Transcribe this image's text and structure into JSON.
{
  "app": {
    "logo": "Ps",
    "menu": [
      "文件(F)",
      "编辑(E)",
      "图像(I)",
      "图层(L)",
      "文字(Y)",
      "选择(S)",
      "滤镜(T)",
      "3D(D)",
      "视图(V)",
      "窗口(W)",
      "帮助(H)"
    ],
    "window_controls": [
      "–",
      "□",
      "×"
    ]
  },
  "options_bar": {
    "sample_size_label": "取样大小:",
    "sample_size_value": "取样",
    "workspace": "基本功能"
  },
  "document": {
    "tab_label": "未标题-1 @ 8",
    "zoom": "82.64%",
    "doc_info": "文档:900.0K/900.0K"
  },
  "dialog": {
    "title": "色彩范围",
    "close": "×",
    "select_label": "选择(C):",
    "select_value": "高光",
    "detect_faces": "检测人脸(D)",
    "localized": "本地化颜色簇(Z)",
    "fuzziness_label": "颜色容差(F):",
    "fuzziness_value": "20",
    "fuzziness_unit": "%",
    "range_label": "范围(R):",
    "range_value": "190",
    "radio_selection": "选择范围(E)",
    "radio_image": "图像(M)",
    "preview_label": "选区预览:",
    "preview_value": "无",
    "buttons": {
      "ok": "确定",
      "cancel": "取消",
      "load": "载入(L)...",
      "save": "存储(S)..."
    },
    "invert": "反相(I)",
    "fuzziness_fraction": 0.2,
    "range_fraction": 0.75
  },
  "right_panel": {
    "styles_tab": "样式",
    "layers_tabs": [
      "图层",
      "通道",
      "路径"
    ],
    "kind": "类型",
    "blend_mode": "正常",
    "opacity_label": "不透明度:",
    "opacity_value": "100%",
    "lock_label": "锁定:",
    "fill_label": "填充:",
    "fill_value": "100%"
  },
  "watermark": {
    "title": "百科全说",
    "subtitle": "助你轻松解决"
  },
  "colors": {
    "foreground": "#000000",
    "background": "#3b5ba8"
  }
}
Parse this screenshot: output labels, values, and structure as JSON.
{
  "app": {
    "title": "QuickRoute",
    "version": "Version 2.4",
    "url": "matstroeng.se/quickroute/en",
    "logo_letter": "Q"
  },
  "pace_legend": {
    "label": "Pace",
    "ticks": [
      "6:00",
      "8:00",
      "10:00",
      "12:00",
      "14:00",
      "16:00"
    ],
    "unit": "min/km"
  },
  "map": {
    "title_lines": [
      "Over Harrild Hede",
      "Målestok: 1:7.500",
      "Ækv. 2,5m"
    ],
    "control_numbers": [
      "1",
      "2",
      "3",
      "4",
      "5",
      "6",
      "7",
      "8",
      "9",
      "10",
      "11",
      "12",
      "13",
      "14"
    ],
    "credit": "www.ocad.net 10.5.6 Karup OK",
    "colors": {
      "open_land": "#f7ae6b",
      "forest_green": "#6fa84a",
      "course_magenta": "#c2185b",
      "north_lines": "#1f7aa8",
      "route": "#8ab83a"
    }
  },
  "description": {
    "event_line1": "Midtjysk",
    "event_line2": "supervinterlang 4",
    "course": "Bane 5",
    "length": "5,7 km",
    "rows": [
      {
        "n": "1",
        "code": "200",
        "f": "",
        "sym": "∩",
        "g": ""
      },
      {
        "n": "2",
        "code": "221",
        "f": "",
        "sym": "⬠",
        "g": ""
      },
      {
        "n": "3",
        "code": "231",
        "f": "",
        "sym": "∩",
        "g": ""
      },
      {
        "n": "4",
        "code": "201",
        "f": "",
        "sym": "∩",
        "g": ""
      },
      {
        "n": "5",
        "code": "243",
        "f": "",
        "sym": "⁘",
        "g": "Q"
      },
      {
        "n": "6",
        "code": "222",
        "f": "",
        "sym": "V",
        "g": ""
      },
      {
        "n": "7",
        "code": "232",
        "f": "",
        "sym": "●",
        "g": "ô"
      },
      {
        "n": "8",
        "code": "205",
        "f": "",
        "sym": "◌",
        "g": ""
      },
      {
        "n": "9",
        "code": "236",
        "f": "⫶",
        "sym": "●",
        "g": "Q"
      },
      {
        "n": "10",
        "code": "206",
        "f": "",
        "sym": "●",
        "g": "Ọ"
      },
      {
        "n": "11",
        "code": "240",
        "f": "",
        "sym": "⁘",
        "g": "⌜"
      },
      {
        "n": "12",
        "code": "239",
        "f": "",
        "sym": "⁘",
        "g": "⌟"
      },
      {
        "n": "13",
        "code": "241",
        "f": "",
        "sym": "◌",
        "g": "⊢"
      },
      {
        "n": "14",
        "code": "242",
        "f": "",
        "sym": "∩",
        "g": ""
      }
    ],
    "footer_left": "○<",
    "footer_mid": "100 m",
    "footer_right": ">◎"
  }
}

___

(TASK DETAILS): Retype the material in full, character for character.

(OUTPUT FOR THIS EXERCISE):
Transcribe this image's text and structure into JSON.
{
  "app": {
    "logo": "Ps",
    "menu": [
      "文件(F)",
      "编辑(E)",
      "图像(I)",
      "图层(L)",
      "文字(Y)",
      "选择(S)",
      "滤镜(T)",
      "3D(D)",
      "视图(V)",
      "窗口(W)",
      "帮助(H)"
    ],
    "window_controls": [
      "–",
      "□",
      "×"
    ]
  },
  "options_bar": {
    "sample_size_label": "取样大小:",
    "sample_size_value": "取样",
    "workspace": "基本功能"
  },
  "document": {
    "tab_label": "未标题-1 @ 8",
    "zoom": "82.64%",
    "doc_info": "文档:900.0K/900.0K"
  },
  "dialog": {
    "title": "色彩范围",
    "close": "×",
    "select_label": "选择(C):",
    "select_value": "高光",
    "detect_faces": "检测人脸(D)",
    "localized": "本地化颜色簇(Z)",
    "fuzziness_label": "颜色容差(F):",
    "fuzziness_value": "20",
    "fuzziness_unit": "%",
    "range_label": "范围(R):",
    "range_value": "190",
    "radio_selection": "选择范围(E)",
    "radio_image": "图像(M)",
    "preview_label": "选区预览:",
    "preview_value": "无",
    "buttons": {
      "ok": "确定",
      "cancel": "取消",
      "load": "载入(L)...",
      "save": "存储(S)..."
    },
    "invert": "反相(I)",
    "fuzziness_fraction": 0.2,
    "range_fraction": 0.75
  },
  "right_panel": {
    "styles_tab": "样式",
    "layers_tabs": [
      "图层",
      "通道",
      "路径"
    ],
    "kind": "类型",
    "blend_mode": "正常",
    "opacity_label": "不透明度:",
    "opacity_value": "100%",
    "lock_label": "锁定:",
    "fill_label": "填充:",
    "fill_value": "100%"
  },
  "watermark": {
    "title": "百科全说",
    "subtitle": "助你轻松解决"
  },
  "colors": {
    "foreground": "#000000",
    "background": "#3b5ba8"
  }
}
Parse this screenshot: output labels, values, and structure as JSON.
{
  "app": {
    "title": "QuickRoute",
    "version": "Version 2.4",
    "url": "matstroeng.se/quickroute/en",
    "logo_letter": "Q"
  },
  "pace_legend": {
    "label": "Pace",
    "ticks": [
      "6:00",
      "8:00",
      "10:00",
      "12:00",
      "14:00",
      "16:00"
    ],
    "unit": "min/km"
  },
  "map": {
    "title_lines": [
      "Over Harrild Hede",
      "Målestok: 1:7.500",
      "Ækv. 2,5m"
    ],
    "control_numbers": [
      "1",
      "2",
      "3",
      "4",
      "5",
      "6",
      "7",
      "8",
      "9",
      "10",
      "11",
      "12",
      "13",
      "14"
    ],
    "credit": "www.ocad.net 10.5.6 Karup OK",
    "colors": {
      "open_land": "#f7ae6b",
      "forest_green": "#6fa84a",
      "course_magenta": "#c2185b",
      "north_lines": "#1f7aa8",
      "route": "#8ab83a"
    }
  },
  "description": {
    "event_line1": "Midtjysk",
    "event_line2": "supervinterlang 4",
    "course": "Bane 5",
    "length": "5,7 km",
    "rows": [
      {
        "n": "1",
        "code": "200",
        "f": "",
        "sym": "∩",
        "g": ""
      },
      {
        "n": "2",
        "code": "221",
        "f": "",
        "sym": "⬠",
        "g": ""
      },
      {
        "n": "3",
        "code": "231",
        "f": "",
        "sym": "∩",
        "g": ""
      },
      {
        "n": "4",
        "code": "201",
        "f": "",
        "sym": "∩",
        "g": ""
      },
      {
        "n": "5",
        "code": "243",
        "f": "",
        "sym": "⁘",
        "g": "Q"
      },
      {
        "n": "6",
        "code": "222",
        "f": "",
        "sym": "V",
        "g": ""
      },
      {
        "n": "7",
        "code": "232",
        "f": "",
        "sym": "●",
        "g": "ô"
      },
      {
        "n": "8",
        "code": "205",
        "f": "",
        "sym": "◌",
        "g": ""
      },
      {
        "n": "9",
        "code": "236",
        "f": "⫶",
        "sym": "●",
        "g": "Q"
      },
      {
        "n": "10",
        "code": "206",
        "f": "",
        "sym": "●",
        "g": "Ọ"
      },
      {
        "n": "11",
        "code": "240",
        "f": "",
        "sym": "⁘",
        "g": "⌜"
      },
      {
        "n": "12",
        "code": "239",
        "f": "",
        "sym": "⁘",
        "g": "⌟"
      },
      {
        "n": "13",
        "code": "241",
        "f": "",
        "sym": "◌",
        "g": "⊢"
      },
      {
        "n": "14",
        "code": "242",
        "f": "",
        "sym": "∩",
        "g": ""
      }
    ],
    "footer_left": "○<",
    "footer_mid": "100 m",
    "footer_right": ">◎"
  }
}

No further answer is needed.